■ THE REQUEST
Read the lines below and count those that have the word "Bosnien". Respond with the number only.

■ AVAILABLE DATA
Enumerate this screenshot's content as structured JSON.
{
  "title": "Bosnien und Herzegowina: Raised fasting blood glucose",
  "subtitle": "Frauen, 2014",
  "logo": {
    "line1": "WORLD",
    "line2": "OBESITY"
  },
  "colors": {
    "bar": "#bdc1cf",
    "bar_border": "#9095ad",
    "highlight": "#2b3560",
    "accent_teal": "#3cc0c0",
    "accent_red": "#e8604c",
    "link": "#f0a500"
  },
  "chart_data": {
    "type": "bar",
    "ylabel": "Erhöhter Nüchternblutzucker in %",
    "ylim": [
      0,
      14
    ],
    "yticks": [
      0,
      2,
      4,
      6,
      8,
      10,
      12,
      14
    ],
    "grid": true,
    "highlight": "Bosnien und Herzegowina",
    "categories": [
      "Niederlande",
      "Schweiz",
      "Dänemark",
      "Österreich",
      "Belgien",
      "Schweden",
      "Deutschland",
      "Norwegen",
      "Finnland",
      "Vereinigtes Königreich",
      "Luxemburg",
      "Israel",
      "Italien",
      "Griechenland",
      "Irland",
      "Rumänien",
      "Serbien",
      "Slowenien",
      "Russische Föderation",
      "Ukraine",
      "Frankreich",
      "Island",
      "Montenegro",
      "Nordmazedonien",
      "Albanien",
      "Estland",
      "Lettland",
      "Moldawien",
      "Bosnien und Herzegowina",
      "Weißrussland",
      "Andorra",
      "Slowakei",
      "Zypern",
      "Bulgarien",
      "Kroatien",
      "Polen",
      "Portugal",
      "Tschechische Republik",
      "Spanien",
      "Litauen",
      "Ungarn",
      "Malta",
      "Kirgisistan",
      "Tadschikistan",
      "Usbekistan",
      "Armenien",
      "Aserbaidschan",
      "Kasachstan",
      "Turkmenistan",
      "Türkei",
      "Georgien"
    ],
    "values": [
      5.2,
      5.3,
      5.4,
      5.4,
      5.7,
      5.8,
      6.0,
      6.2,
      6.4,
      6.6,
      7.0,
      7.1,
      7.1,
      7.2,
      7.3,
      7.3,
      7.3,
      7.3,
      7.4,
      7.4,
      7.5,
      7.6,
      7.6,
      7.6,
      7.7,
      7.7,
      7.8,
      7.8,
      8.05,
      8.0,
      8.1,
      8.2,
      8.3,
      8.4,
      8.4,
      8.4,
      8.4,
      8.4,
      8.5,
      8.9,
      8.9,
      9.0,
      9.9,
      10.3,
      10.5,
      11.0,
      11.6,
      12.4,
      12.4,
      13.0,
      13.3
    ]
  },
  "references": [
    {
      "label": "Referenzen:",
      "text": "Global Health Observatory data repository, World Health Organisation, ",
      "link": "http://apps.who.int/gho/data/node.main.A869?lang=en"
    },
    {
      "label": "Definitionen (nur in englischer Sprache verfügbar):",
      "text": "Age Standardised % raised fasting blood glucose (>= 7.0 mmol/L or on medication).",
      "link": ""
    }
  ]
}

■ TASK ANSWER
3